Problem details: Repeat each entry exactly and drop the pictures.
━━━━━━━━━━━━━━━━━━━━
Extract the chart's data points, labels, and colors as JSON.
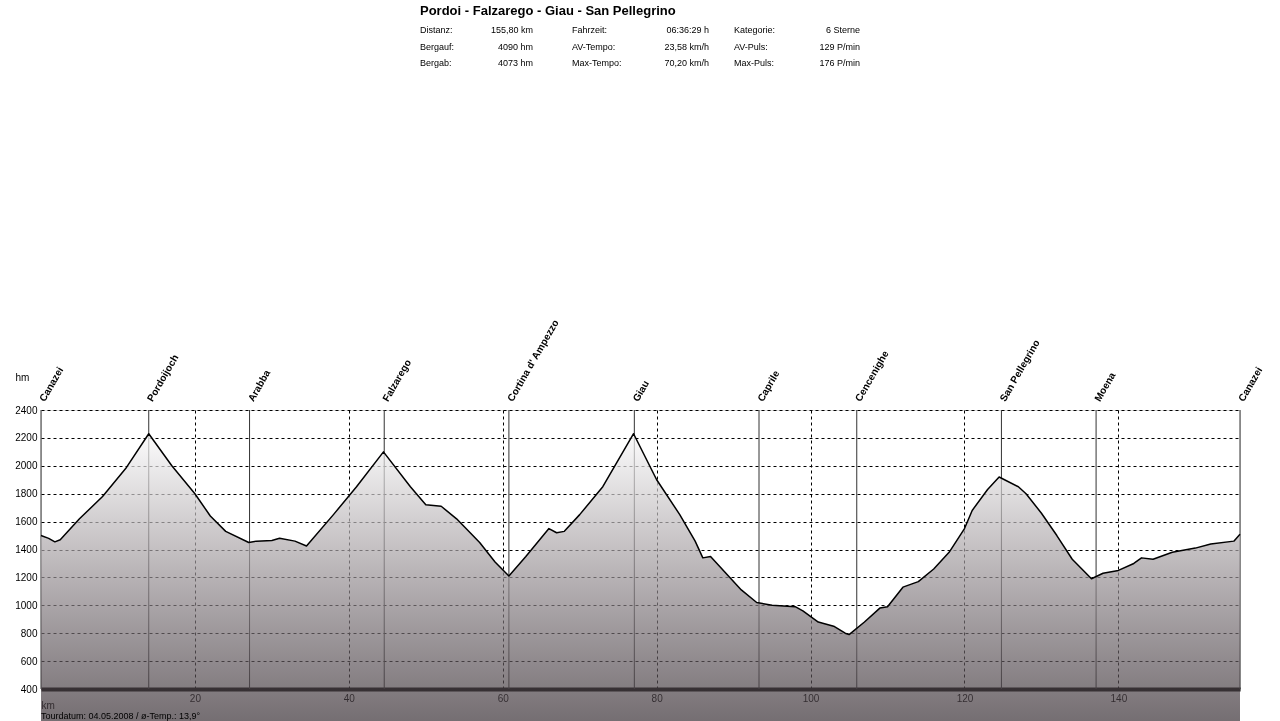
{
  "chart_data": {
    "type": "area",
    "title": "Pordoi - Falzarego - Giau - San Pellegrino",
    "xlabel": "km",
    "ylabel": "hm",
    "xlim": [
      0,
      155.8
    ],
    "xticks": [
      20,
      40,
      60,
      80,
      100,
      120,
      140
    ],
    "ylim": [
      400,
      2400
    ],
    "yticks": [
      400,
      600,
      800,
      1000,
      1200,
      1400,
      1600,
      1800,
      2000,
      2200,
      2400
    ],
    "grid": true,
    "series": [
      {
        "color": "#000000",
        "x": [
          0,
          1,
          1.8,
          2.5,
          5,
          8,
          11,
          14,
          17,
          20,
          22,
          24,
          27,
          28,
          30,
          31,
          33,
          34.5,
          38,
          41,
          44.5,
          48,
          50,
          52,
          54,
          57,
          59,
          60.8,
          63,
          66,
          67,
          68,
          70,
          73,
          77,
          80,
          83,
          85,
          86,
          87,
          89,
          91,
          93,
          95,
          98,
          99,
          101,
          103,
          104.5,
          105,
          107,
          109,
          110,
          112,
          113,
          114,
          116,
          118,
          120,
          121,
          123,
          124.5,
          127,
          128,
          130,
          132,
          134,
          136.5,
          138,
          140,
          142,
          143,
          144.5,
          147,
          150,
          152,
          155,
          155.8
        ],
        "values": [
          1500,
          1480,
          1455,
          1470,
          1620,
          1780,
          1980,
          2230,
          2000,
          1800,
          1640,
          1530,
          1450,
          1460,
          1465,
          1480,
          1460,
          1425,
          1650,
          1850,
          2100,
          1850,
          1720,
          1710,
          1620,
          1450,
          1310,
          1210,
          1350,
          1550,
          1520,
          1530,
          1650,
          1850,
          2230,
          1900,
          1650,
          1460,
          1340,
          1350,
          1230,
          1110,
          1020,
          1000,
          990,
          960,
          880,
          850,
          800,
          790,
          880,
          980,
          990,
          1130,
          1150,
          1170,
          1260,
          1380,
          1550,
          1680,
          1830,
          1920,
          1850,
          1800,
          1660,
          1500,
          1330,
          1190,
          1230,
          1250,
          1300,
          1340,
          1330,
          1380,
          1410,
          1440,
          1460,
          1510
        ]
      }
    ],
    "ref_lines": [
      {
        "axis": "x",
        "value": 0,
        "label": "Canazei",
        "color": "#333333"
      },
      {
        "axis": "x",
        "value": 14,
        "label": "Pordoijoch",
        "color": "#333333"
      },
      {
        "axis": "x",
        "value": 27.1,
        "label": "Arabba",
        "color": "#333333"
      },
      {
        "axis": "x",
        "value": 44.6,
        "label": "Falzarego",
        "color": "#333333"
      },
      {
        "axis": "x",
        "value": 60.8,
        "label": "Cortina d' Ampezzo",
        "color": "#333333"
      },
      {
        "axis": "x",
        "value": 77.1,
        "label": "Giau",
        "color": "#333333"
      },
      {
        "axis": "x",
        "value": 93.3,
        "label": "Caprile",
        "color": "#333333"
      },
      {
        "axis": "x",
        "value": 106,
        "label": "Cencenighe",
        "color": "#333333"
      },
      {
        "axis": "x",
        "value": 124.8,
        "label": "San Pellegrino",
        "color": "#333333"
      },
      {
        "axis": "x",
        "value": 137.1,
        "label": "Moena",
        "color": "#333333"
      },
      {
        "axis": "x",
        "value": 155.8,
        "label": "Canazei",
        "color": "#333333"
      }
    ],
    "annotations": [
      "Distanz:",
      "155,80 km",
      "Fahrzeit:",
      "06:36:29 h",
      "Kategorie:",
      "6 Sterne",
      "Bergauf:",
      "4090 hm",
      "AV-Tempo:",
      "23,58 km/h",
      "AV-Puls:",
      "129 P/min",
      "Bergab:",
      "4073 hm",
      "Max-Tempo:",
      "70,20 km/h",
      "Max-Puls:",
      "176 P/min",
      "Tourdatum: 04.05.2008  /  ø-Temp.: 13,9°"
    ]
  }
}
━━━━━━━━━━━━━━━━━━━━
Solution for this exercise:
Extract the chart's data points, labels, and colors as JSON.
{
  "chart_data": {
    "type": "area",
    "title": "Pordoi - Falzarego - Giau - San Pellegrino",
    "xlabel": "km",
    "ylabel": "hm",
    "xlim": [
      0,
      155.8
    ],
    "xticks": [
      20,
      40,
      60,
      80,
      100,
      120,
      140
    ],
    "ylim": [
      400,
      2400
    ],
    "yticks": [
      400,
      600,
      800,
      1000,
      1200,
      1400,
      1600,
      1800,
      2000,
      2200,
      2400
    ],
    "grid": true,
    "series": [
      {
        "color": "#000000",
        "x": [
          0,
          1,
          1.8,
          2.5,
          5,
          8,
          11,
          14,
          17,
          20,
          22,
          24,
          27,
          28,
          30,
          31,
          33,
          34.5,
          38,
          41,
          44.5,
          48,
          50,
          52,
          54,
          57,
          59,
          60.8,
          63,
          66,
          67,
          68,
          70,
          73,
          77,
          80,
          83,
          85,
          86,
          87,
          89,
          91,
          93,
          95,
          98,
          99,
          101,
          103,
          104.5,
          105,
          107,
          109,
          110,
          112,
          113,
          114,
          116,
          118,
          120,
          121,
          123,
          124.5,
          127,
          128,
          130,
          132,
          134,
          136.5,
          138,
          140,
          142,
          143,
          144.5,
          147,
          150,
          152,
          155,
          155.8
        ],
        "values": [
          1500,
          1480,
          1455,
          1470,
          1620,
          1780,
          1980,
          2230,
          2000,
          1800,
          1640,
          1530,
          1450,
          1460,
          1465,
          1480,
          1460,
          1425,
          1650,
          1850,
          2100,
          1850,
          1720,
          1710,
          1620,
          1450,
          1310,
          1210,
          1350,
          1550,
          1520,
          1530,
          1650,
          1850,
          2230,
          1900,
          1650,
          1460,
          1340,
          1350,
          1230,
          1110,
          1020,
          1000,
          990,
          960,
          880,
          850,
          800,
          790,
          880,
          980,
          990,
          1130,
          1150,
          1170,
          1260,
          1380,
          1550,
          1680,
          1830,
          1920,
          1850,
          1800,
          1660,
          1500,
          1330,
          1190,
          1230,
          1250,
          1300,
          1340,
          1330,
          1380,
          1410,
          1440,
          1460,
          1510
        ]
      }
    ],
    "ref_lines": [
      {
        "axis": "x",
        "value": 0,
        "label": "Canazei",
        "color": "#333333"
      },
      {
        "axis": "x",
        "value": 14,
        "label": "Pordoijoch",
        "color": "#333333"
      },
      {
        "axis": "x",
        "value": 27.1,
        "label": "Arabba",
        "color": "#333333"
      },
      {
        "axis": "x",
        "value": 44.6,
        "label": "Falzarego",
        "color": "#333333"
      },
      {
        "axis": "x",
        "value": 60.8,
        "label": "Cortina d' Ampezzo",
        "color": "#333333"
      },
      {
        "axis": "x",
        "value": 77.1,
        "label": "Giau",
        "color": "#333333"
      },
      {
        "axis": "x",
        "value": 93.3,
        "label": "Caprile",
        "color": "#333333"
      },
      {
        "axis": "x",
        "value": 106,
        "label": "Cencenighe",
        "color": "#333333"
      },
      {
        "axis": "x",
        "value": 124.8,
        "label": "San Pellegrino",
        "color": "#333333"
      },
      {
        "axis": "x",
        "value": 137.1,
        "label": "Moena",
        "color": "#333333"
      },
      {
        "axis": "x",
        "value": 155.8,
        "label": "Canazei",
        "color": "#333333"
      }
    ],
    "annotations": [
      "Distanz:",
      "155,80 km",
      "Fahrzeit:",
      "06:36:29 h",
      "Kategorie:",
      "6 Sterne",
      "Bergauf:",
      "4090 hm",
      "AV-Tempo:",
      "23,58 km/h",
      "AV-Puls:",
      "129 P/min",
      "Bergab:",
      "4073 hm",
      "Max-Tempo:",
      "70,20 km/h",
      "Max-Puls:",
      "176 P/min",
      "Tourdatum: 04.05.2008  /  ø-Temp.: 13,9°"
    ]
  }
}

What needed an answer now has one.